[Given data start]
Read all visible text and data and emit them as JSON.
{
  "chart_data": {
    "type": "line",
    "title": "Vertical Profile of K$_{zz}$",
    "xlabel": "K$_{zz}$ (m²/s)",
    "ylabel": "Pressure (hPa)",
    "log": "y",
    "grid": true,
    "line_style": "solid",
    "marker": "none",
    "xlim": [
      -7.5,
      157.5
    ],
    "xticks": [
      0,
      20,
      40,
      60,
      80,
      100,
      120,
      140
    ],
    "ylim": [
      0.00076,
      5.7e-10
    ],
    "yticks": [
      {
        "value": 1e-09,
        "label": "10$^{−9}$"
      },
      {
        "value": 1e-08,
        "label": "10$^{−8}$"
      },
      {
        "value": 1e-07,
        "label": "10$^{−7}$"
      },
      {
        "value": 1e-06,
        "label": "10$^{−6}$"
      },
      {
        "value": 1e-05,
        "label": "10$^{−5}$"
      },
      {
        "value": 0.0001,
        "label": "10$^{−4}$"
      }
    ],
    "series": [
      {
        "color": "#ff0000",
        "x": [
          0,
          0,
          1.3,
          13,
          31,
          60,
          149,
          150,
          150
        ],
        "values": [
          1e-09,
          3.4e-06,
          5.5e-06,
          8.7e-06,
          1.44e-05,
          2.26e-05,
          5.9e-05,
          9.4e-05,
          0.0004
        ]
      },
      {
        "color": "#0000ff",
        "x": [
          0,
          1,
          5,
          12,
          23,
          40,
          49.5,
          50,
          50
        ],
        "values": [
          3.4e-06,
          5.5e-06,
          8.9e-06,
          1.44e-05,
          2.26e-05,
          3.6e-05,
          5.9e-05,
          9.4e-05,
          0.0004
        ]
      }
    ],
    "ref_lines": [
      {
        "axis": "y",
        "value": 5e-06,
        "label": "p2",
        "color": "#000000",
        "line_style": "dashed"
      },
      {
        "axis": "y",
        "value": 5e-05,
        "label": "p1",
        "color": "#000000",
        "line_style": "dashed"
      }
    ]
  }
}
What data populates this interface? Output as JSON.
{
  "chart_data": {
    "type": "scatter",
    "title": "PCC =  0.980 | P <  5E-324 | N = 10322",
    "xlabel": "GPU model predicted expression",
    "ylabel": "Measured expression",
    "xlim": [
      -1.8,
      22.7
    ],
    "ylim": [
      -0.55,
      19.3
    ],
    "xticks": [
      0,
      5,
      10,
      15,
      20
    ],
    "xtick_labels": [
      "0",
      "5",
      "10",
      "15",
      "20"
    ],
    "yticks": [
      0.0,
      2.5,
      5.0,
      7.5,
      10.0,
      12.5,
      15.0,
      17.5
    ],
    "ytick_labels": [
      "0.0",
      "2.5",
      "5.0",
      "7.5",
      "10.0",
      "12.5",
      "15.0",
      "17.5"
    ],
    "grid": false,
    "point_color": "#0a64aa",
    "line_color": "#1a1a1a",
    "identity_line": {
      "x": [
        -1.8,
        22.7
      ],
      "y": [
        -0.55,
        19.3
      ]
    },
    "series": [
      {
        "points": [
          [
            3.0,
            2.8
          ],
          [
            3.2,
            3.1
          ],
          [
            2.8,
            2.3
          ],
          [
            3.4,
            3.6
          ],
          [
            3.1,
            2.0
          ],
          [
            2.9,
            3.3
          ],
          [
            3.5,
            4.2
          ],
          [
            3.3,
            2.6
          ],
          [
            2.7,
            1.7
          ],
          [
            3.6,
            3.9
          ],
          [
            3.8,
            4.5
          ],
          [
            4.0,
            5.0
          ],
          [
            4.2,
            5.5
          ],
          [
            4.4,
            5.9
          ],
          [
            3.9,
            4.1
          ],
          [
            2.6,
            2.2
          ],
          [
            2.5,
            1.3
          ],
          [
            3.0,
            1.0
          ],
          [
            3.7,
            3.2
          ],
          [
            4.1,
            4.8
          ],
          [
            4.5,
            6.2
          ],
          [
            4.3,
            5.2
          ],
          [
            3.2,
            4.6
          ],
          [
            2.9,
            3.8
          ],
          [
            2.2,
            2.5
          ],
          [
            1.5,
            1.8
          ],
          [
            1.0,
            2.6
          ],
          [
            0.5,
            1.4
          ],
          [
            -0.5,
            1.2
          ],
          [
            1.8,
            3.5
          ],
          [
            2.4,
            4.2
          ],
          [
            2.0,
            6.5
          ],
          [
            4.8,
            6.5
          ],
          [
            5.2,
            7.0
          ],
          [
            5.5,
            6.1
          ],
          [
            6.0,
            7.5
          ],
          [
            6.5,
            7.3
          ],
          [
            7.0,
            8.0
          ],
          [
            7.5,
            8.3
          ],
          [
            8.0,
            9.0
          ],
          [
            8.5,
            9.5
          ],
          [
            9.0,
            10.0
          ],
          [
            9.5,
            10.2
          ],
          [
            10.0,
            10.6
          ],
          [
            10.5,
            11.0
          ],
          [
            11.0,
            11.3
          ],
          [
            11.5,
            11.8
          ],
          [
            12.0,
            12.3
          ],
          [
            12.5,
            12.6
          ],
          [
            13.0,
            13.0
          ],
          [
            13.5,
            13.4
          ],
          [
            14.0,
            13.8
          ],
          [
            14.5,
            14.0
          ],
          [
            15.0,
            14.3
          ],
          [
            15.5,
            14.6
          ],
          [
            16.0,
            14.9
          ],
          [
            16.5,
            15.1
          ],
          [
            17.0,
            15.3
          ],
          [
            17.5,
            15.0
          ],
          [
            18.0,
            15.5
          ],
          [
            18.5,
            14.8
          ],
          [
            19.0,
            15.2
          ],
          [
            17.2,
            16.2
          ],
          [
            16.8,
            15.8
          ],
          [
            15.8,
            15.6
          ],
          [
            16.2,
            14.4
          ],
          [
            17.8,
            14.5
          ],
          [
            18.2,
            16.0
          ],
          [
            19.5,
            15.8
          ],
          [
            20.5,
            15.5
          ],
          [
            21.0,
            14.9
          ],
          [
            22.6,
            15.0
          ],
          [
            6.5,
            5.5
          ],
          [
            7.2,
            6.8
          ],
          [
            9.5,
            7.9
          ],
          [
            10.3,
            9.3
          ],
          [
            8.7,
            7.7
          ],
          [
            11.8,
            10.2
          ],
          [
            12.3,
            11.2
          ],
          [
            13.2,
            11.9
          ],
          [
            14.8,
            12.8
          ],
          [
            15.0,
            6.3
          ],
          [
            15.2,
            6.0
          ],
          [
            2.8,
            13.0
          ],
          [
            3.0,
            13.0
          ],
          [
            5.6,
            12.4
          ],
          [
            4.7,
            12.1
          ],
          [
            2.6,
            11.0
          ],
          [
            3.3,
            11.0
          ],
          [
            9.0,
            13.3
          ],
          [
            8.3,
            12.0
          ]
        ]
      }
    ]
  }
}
[Given data end]
Written task —
Within the entries above, report how many lines include "title", and keep the answer to the number.

Output for this task —
2